== Aim ==
The records below are split into lines. How many of those lines contain the string "Cost"? Reply with the number only.

-- begin Provided data --

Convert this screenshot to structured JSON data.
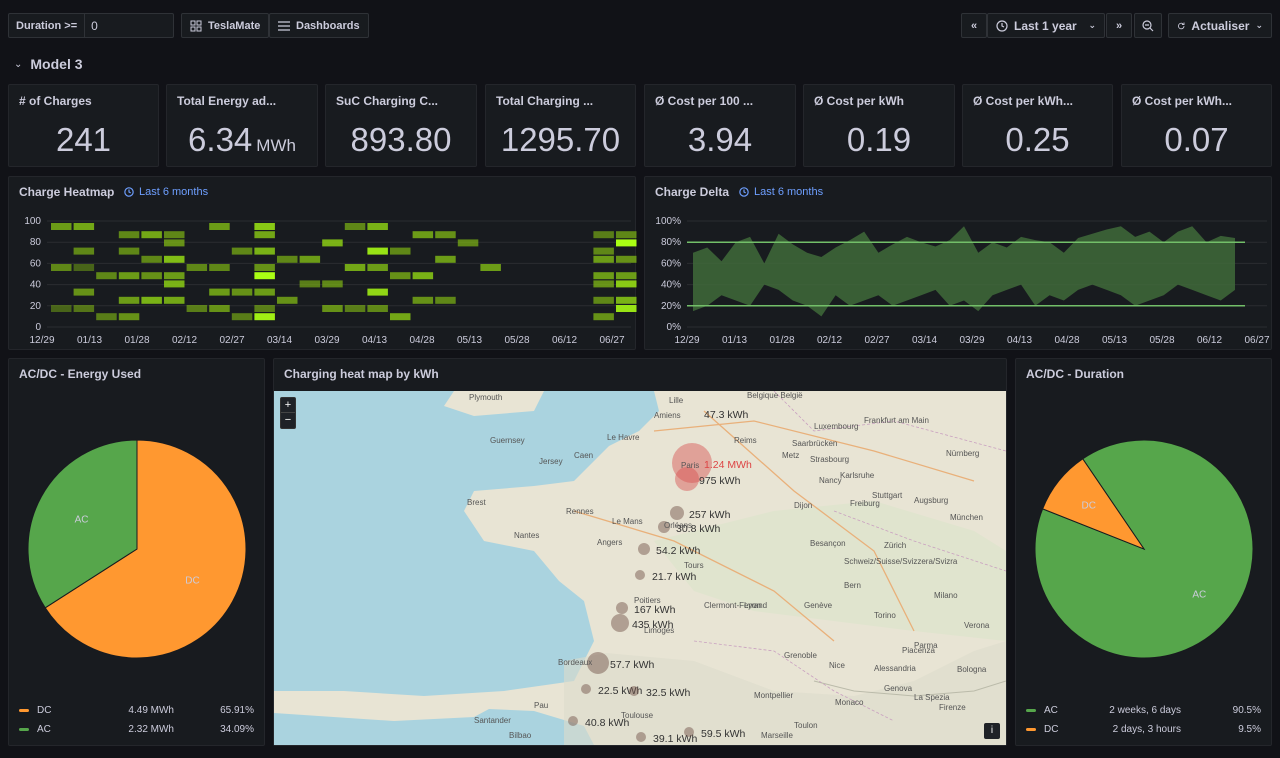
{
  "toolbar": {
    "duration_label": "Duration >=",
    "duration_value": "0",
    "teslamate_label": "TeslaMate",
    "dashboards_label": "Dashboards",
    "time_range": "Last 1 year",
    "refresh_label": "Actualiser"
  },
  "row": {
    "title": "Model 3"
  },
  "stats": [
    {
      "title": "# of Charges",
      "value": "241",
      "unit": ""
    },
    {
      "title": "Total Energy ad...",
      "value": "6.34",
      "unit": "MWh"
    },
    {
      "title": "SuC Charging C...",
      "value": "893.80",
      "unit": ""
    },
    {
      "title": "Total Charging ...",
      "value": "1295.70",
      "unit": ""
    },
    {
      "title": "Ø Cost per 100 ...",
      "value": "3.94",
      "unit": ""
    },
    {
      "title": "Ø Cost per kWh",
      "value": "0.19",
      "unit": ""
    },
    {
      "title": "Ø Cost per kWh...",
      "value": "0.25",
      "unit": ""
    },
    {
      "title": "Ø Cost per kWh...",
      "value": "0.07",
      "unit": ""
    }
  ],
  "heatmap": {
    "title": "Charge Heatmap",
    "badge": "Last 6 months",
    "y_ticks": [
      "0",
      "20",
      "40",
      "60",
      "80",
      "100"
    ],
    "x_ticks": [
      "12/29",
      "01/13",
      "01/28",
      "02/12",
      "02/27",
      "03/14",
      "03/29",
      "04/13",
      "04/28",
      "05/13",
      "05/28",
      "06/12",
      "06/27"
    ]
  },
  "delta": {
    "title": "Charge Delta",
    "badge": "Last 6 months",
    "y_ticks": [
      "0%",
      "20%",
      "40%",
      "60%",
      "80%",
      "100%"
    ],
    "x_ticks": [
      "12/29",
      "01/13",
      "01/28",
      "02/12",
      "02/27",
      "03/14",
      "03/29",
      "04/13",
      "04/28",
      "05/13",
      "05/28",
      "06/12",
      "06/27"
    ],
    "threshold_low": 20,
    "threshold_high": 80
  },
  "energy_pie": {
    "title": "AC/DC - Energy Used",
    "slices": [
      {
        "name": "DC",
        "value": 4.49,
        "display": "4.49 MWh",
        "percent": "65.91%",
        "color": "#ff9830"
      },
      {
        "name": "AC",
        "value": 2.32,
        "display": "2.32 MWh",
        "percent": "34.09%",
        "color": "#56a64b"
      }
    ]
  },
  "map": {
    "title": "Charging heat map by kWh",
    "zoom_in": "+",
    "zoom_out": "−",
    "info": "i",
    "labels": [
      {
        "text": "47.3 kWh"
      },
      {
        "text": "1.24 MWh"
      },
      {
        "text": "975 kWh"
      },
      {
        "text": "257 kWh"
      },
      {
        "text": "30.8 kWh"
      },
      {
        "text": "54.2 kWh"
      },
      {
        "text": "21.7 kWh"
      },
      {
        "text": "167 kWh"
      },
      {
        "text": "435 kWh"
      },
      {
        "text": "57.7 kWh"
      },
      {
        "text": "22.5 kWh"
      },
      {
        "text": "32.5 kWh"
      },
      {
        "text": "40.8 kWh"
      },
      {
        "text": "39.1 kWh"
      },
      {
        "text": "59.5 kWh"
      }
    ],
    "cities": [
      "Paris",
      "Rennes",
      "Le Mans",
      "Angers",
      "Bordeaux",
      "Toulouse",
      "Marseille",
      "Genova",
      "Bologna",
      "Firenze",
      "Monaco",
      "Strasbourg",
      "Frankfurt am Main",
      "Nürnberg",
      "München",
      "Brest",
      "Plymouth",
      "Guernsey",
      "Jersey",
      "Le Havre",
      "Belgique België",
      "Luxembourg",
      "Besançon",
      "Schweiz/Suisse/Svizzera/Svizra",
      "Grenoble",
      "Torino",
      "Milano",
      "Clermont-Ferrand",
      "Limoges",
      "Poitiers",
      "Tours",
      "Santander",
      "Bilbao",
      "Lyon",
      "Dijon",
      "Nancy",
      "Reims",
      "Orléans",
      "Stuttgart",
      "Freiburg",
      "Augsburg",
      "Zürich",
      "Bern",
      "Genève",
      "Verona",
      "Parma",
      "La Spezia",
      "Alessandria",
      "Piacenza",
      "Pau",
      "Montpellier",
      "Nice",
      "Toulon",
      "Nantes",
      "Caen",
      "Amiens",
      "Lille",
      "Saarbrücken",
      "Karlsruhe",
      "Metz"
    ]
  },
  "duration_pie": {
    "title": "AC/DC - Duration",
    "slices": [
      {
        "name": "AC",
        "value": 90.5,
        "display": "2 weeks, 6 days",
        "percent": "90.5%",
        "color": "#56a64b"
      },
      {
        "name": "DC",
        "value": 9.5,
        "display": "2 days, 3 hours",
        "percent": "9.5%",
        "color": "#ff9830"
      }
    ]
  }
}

-- end Provided data --
-- begin Provided data --

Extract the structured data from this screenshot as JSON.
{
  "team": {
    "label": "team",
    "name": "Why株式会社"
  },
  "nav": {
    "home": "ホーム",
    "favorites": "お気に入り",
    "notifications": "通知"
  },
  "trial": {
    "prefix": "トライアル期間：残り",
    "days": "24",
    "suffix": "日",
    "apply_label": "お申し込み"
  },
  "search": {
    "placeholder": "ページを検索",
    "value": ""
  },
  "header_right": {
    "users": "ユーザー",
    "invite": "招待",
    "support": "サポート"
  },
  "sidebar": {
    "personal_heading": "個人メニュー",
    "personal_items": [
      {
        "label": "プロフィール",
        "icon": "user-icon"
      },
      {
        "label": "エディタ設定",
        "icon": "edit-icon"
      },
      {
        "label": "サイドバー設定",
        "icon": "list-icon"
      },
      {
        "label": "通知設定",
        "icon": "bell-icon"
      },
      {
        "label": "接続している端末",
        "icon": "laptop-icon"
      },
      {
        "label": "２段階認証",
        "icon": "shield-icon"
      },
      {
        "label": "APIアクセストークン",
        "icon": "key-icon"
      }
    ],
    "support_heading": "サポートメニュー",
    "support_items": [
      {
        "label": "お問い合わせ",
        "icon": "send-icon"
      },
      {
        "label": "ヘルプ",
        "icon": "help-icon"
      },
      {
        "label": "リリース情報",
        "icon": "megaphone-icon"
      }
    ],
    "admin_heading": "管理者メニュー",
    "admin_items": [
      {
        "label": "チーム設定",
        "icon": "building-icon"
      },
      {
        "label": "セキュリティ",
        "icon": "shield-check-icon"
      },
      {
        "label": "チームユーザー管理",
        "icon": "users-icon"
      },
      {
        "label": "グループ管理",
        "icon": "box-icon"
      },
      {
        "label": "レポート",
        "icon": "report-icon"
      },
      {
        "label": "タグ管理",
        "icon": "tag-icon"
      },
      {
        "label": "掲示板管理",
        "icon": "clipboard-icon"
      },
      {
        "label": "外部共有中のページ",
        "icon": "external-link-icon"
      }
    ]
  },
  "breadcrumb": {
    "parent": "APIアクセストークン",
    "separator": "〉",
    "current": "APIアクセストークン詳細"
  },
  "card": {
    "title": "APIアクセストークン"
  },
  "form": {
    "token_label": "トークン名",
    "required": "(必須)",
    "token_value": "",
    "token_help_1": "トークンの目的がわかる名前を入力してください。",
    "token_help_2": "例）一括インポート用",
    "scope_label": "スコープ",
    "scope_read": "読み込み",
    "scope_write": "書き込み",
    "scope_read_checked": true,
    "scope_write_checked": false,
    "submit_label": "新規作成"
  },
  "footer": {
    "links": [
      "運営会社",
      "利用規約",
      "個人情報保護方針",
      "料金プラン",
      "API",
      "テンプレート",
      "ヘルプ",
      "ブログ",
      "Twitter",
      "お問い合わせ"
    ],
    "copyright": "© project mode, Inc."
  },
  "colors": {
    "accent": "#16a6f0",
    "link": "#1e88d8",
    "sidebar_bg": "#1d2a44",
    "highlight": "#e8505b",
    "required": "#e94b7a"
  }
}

-- end Provided data --

== Answer ==
4